INSTRUÇÕES DA TAREFA
Diga se cada afirmação abaixo está de acordo com o texto sobre telas na infância. Responda sim ou não e transcreva as palavras do texto que decidem a questão.
1. Haidt aponta a troca de brinquedos analógicos por telas como a principal causa de ansiedade na infância e adolescência.
2. As redes sociais passaram a priorizar conteúdos mais longos e pouco estimulantes.
3. Os níveis de ansiedade na infância e adolescência caíram nos últimos anos.

TEXTO DE LEITURA
A substituição de brinquedos por telas: as consequências do uso de tecnologias por crianças
Enviada em 18/03/2026
Na obra “Geração Ansiosa”, Jonathan Haidt aponta o impacto das redes sociais e telas em geral, na infância, detalhando o quão danosas estas podem se tornar. Haidt detalha que a substituição de brinquedos analógicos por celulares, tablets e telas é a principal causa de ansiedade na infância e adolescência. Não bastasse a problemática principal abordada pelo autor, a troca feita pelas crianças enseja, entre diversas outras consequências, não só no aumento da ansiedade, mas também na diminuição do convívio social, essencial ao seu desenvolvimento, intensificando os prejuízos causados pelo uso excessivo de telas.
Nesse contexto, os níveis de ansiedade na infância e adolescência subiram drasticamente nos últimos anos. Com o passar do tempo as redes sociais passaram a priorizar conteúdos cada vez mais curtos, rápidos e com alto potencial estimulante, o que intensificou a busca por recompensa imediata pelas crianças e adolescentes. No entanto, esse mesmo molde criado para se adaptar ao público, o insere em um circulo vicioso onde o usuário sente que necessita se manter sempre conectado por receio de ser excluído socialmente.

Dados armazenados
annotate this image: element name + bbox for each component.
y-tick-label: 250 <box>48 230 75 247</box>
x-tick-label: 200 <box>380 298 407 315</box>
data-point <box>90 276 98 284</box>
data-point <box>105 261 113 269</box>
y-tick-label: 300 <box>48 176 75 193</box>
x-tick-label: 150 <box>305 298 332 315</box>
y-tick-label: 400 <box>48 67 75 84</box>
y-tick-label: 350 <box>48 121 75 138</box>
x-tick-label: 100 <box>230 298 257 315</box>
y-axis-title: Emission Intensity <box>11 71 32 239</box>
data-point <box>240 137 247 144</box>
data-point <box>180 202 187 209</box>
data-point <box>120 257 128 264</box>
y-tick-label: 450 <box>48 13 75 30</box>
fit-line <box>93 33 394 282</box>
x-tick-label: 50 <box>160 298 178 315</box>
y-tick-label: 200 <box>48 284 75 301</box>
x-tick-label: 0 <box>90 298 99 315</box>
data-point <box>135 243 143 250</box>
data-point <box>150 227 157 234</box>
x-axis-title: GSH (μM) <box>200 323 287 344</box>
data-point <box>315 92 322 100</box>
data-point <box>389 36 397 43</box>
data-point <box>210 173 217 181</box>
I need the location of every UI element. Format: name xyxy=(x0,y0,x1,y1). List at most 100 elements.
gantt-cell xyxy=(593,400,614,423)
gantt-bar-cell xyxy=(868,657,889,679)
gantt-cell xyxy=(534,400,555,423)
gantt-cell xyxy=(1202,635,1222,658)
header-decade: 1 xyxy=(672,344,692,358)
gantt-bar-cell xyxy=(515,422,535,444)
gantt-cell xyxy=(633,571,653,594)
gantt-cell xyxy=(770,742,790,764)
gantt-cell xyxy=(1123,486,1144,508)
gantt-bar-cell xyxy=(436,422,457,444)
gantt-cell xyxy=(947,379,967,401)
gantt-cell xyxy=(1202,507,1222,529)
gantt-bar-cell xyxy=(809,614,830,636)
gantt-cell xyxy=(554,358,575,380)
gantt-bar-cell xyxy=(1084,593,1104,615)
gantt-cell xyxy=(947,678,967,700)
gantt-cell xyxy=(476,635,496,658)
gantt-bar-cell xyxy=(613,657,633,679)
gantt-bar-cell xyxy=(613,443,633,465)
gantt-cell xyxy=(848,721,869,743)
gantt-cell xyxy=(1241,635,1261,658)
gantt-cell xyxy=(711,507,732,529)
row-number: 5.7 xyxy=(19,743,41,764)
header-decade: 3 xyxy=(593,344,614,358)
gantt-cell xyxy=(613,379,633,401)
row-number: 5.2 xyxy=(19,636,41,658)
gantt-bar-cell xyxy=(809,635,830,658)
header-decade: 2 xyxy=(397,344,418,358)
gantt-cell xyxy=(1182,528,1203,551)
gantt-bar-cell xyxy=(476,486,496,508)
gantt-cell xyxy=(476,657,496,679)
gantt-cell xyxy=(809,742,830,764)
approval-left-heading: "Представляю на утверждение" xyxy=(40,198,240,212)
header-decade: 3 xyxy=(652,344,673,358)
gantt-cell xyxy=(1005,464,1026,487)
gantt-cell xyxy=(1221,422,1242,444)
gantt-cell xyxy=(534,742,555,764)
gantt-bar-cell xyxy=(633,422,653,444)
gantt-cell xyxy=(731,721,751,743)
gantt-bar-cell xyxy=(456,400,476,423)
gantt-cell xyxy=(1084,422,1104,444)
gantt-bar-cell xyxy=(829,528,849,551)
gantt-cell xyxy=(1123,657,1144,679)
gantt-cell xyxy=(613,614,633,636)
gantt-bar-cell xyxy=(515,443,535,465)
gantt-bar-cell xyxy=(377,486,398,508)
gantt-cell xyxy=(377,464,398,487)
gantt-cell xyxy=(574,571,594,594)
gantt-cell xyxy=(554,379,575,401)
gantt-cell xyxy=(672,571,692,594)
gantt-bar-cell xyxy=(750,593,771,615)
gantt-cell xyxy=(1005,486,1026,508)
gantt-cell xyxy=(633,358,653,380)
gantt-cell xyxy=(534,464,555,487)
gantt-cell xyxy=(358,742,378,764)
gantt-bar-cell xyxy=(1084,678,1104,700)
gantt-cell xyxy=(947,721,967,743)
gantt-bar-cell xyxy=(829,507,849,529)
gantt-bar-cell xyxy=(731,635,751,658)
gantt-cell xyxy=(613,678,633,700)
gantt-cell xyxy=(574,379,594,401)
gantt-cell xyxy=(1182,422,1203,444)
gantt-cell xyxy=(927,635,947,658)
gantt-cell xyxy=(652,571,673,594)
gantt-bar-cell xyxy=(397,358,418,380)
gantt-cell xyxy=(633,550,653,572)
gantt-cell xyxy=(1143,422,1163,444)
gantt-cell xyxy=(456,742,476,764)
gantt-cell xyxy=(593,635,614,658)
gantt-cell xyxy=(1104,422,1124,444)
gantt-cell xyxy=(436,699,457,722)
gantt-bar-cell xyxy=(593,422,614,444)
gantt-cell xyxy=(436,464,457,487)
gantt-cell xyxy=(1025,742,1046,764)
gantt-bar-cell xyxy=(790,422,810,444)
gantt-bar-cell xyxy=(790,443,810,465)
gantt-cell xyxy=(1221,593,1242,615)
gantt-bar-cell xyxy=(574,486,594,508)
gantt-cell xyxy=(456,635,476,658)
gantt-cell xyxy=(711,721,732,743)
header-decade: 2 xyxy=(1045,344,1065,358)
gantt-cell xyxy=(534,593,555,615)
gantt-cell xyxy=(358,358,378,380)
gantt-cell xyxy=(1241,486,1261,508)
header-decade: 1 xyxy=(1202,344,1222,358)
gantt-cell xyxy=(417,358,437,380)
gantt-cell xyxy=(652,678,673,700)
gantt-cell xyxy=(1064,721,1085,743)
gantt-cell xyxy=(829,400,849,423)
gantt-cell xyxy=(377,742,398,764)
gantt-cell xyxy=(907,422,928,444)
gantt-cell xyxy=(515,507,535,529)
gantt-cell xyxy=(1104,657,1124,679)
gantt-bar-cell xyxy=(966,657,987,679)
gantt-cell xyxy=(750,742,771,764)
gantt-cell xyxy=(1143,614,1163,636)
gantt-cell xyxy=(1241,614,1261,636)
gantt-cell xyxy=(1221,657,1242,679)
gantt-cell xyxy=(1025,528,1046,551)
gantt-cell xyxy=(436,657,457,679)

EXERCÍCIO RESOLVIDO
1. Sim: “Haidt detalha que a substituição de brinquedos analógicos por celulares, tablets e telas é a principal causa de ansiedade na infância e adolescência.”
2. Não: “as redes sociais passaram a priorizar conteúdos cada vez mais curtos, rápidos e com alto potencial estimulante”
3. Não: “os níveis de ansiedade na infância e adolescência subiram drasticamente nos últimos anos”